### What you should do
Sort through the data and copy the lines holding the word "icon".

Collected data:
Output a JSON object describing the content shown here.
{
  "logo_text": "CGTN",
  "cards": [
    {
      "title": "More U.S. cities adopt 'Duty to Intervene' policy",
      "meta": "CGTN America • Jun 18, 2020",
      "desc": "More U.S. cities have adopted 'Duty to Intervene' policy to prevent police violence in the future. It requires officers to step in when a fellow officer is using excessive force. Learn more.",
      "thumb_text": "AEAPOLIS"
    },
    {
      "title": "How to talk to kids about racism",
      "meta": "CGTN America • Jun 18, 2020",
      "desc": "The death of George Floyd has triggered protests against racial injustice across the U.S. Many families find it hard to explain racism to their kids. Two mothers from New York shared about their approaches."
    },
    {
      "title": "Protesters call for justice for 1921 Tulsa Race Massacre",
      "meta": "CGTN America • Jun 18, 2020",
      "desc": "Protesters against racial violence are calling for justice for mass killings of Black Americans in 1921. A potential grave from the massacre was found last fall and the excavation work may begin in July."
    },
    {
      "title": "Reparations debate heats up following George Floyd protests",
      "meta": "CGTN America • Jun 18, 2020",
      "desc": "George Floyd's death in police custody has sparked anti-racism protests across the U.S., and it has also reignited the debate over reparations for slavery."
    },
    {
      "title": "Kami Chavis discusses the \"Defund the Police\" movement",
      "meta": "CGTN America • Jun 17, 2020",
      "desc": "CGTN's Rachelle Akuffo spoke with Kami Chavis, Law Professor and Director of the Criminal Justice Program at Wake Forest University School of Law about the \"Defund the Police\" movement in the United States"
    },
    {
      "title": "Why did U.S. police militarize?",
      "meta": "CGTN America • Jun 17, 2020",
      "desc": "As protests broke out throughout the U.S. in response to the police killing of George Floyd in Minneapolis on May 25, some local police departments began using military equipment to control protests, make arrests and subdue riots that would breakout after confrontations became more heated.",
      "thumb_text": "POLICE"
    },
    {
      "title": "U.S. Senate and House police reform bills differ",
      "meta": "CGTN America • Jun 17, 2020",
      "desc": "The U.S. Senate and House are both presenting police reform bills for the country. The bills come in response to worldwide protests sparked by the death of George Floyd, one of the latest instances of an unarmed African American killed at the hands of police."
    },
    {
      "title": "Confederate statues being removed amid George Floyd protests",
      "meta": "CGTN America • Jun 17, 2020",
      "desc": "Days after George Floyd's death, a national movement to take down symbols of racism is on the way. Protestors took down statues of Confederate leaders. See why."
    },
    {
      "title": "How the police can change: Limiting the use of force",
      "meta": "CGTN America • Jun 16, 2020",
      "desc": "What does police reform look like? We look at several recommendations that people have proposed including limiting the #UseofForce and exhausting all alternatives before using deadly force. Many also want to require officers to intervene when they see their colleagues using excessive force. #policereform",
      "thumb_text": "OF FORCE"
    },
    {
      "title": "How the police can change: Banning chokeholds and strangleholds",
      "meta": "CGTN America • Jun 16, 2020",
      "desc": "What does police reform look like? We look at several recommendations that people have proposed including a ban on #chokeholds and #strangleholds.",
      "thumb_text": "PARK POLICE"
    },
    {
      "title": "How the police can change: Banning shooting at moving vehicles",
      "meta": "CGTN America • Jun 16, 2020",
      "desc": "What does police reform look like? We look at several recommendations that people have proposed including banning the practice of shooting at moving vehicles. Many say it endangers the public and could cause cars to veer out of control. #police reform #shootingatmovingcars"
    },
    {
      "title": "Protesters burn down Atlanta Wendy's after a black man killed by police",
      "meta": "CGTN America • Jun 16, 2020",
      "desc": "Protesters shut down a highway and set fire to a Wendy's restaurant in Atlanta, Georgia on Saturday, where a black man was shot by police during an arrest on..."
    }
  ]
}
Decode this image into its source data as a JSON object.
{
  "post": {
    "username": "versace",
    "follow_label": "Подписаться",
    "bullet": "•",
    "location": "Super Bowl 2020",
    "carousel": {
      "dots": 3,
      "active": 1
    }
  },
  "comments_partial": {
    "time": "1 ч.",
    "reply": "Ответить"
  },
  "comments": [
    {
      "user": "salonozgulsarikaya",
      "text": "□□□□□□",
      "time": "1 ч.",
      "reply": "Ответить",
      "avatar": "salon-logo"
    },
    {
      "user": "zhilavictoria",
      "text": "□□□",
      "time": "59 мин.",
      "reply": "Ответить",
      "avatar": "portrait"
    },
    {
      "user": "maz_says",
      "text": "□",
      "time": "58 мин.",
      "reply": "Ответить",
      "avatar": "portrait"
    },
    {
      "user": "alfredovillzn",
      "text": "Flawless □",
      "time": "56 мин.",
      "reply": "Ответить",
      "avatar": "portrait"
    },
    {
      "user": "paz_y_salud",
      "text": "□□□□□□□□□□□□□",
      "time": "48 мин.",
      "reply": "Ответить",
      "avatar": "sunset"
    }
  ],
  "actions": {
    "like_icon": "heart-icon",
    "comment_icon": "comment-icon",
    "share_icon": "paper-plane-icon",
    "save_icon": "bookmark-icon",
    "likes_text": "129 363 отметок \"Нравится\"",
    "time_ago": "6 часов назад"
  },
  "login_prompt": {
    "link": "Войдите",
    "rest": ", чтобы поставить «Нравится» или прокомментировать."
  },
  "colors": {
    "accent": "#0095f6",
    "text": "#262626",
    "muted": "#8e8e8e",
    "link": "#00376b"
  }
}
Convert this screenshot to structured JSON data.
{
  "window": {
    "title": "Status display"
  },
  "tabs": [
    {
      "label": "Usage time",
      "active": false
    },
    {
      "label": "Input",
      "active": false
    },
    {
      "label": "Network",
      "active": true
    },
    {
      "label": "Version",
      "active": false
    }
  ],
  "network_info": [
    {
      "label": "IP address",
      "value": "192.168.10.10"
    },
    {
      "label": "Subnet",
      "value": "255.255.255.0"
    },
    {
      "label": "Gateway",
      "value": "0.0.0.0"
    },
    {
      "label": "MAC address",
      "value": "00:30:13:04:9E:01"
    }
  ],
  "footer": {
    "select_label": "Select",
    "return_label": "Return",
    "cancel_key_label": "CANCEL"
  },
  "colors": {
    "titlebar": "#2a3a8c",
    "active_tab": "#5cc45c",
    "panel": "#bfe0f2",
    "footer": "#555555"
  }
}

### Right answer
    "like_icon": "heart-icon",
    "comment_icon": "comment-icon",
    "share_icon": "paper-plane-icon",
    "save_icon": "bookmark-icon",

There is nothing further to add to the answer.